─── LISTED RECORDS ───

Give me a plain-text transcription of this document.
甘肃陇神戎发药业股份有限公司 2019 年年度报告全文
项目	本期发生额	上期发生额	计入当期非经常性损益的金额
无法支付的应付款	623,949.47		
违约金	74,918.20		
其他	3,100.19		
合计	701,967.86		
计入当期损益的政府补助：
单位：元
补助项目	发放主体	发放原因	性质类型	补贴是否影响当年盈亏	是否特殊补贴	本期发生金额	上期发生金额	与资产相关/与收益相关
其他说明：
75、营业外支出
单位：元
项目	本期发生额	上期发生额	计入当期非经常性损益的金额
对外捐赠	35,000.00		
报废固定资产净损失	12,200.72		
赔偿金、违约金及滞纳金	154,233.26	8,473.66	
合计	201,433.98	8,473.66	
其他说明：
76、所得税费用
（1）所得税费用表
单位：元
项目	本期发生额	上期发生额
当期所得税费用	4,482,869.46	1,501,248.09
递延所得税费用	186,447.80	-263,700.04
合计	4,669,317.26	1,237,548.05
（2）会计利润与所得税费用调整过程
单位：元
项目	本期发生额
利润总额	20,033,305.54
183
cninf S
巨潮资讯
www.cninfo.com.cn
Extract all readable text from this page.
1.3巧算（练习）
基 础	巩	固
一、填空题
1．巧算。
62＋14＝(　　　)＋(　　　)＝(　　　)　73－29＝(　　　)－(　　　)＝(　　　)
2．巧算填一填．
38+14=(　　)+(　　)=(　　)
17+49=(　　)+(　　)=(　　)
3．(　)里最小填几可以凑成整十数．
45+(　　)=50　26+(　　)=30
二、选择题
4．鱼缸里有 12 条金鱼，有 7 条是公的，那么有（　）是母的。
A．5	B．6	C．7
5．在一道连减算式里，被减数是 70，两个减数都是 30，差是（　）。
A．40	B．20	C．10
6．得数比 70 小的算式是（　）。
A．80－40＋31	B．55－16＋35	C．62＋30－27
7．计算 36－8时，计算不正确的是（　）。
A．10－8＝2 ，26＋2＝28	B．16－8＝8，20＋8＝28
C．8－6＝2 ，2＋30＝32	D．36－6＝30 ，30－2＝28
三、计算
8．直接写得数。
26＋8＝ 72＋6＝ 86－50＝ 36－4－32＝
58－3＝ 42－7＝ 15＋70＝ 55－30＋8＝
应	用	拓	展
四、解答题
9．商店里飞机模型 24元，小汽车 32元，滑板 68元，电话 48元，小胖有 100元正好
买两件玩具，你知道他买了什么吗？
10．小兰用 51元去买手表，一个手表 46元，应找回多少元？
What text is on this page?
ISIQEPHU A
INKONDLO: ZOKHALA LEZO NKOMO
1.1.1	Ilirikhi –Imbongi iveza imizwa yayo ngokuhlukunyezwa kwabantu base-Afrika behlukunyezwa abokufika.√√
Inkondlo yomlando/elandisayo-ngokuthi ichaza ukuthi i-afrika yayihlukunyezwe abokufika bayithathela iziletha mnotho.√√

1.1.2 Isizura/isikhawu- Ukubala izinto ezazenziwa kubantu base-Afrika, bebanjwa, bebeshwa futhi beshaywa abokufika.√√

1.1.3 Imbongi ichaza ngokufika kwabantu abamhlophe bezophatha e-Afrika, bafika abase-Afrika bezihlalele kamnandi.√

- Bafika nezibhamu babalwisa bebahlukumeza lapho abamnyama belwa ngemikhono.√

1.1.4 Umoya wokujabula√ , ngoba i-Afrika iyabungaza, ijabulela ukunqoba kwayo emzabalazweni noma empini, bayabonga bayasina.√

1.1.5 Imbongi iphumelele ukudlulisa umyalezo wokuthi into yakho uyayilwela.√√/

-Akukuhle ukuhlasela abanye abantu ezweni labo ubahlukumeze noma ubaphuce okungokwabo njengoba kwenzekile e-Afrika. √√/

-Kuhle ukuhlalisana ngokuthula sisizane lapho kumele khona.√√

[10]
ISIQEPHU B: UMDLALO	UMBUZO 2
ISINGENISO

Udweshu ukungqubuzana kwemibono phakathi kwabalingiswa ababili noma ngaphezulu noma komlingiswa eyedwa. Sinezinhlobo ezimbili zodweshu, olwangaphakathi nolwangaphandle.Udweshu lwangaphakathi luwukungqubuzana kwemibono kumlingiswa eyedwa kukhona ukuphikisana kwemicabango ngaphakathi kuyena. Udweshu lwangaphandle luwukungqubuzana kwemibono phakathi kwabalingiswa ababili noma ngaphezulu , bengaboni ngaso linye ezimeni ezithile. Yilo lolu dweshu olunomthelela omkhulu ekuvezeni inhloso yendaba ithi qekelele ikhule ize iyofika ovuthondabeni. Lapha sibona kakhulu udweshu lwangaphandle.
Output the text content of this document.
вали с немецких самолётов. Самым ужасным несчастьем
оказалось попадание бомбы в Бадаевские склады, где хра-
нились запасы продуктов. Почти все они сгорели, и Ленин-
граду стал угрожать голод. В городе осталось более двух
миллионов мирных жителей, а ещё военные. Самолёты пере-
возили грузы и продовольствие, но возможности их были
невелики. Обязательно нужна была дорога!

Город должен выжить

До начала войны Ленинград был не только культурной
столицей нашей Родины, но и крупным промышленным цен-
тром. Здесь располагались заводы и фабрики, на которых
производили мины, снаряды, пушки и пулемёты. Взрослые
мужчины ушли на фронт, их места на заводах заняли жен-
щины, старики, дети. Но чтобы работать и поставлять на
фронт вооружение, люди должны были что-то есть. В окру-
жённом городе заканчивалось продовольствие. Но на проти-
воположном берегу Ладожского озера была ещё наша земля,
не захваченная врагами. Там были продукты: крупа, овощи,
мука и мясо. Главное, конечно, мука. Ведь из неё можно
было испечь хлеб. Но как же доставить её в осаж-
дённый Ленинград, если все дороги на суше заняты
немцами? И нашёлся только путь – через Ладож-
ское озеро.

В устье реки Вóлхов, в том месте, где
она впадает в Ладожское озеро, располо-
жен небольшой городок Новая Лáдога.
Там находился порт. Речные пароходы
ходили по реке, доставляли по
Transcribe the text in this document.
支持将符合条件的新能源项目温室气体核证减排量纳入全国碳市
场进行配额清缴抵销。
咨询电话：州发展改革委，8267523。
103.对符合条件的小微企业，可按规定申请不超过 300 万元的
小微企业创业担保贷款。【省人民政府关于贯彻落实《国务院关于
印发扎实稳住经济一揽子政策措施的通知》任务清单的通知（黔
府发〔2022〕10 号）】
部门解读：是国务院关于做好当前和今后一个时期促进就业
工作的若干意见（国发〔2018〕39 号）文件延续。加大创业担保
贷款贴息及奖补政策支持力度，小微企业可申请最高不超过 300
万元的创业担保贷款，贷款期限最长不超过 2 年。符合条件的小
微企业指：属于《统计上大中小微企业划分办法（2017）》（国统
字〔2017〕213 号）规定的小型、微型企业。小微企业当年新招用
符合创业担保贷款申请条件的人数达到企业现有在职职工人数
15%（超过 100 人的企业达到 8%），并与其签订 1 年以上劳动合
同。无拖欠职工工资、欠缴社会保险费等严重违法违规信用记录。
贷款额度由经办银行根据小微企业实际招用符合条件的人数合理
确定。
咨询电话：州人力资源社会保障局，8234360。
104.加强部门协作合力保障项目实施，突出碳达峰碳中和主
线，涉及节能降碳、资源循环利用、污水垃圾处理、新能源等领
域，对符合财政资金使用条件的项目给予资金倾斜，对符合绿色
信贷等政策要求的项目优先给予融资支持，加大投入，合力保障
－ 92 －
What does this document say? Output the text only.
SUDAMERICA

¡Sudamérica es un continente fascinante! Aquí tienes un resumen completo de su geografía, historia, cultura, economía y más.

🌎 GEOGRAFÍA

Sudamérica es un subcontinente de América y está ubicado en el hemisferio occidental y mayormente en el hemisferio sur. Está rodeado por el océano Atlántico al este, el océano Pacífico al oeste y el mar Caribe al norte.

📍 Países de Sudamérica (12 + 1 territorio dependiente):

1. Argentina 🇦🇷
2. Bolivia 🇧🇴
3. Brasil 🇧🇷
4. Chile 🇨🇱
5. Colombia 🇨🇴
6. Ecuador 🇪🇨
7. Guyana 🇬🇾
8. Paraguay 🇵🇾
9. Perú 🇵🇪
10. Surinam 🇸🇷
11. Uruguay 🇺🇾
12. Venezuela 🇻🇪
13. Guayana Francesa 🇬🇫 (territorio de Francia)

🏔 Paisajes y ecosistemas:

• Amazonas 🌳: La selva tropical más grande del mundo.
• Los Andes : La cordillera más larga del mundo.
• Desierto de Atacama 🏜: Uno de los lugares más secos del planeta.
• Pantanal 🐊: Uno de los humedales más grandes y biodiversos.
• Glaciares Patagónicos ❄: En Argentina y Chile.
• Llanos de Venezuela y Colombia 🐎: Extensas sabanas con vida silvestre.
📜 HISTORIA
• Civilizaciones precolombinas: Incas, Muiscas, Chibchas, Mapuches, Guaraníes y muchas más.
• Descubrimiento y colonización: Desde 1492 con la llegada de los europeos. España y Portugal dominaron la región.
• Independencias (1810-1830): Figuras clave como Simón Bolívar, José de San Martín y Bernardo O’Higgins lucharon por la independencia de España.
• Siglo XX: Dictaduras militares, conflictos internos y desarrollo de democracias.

───

_CHALLENGE_.
Lines containing the word "были" are to be counted in the listing; state their number alone.

_SOLUTION_.
3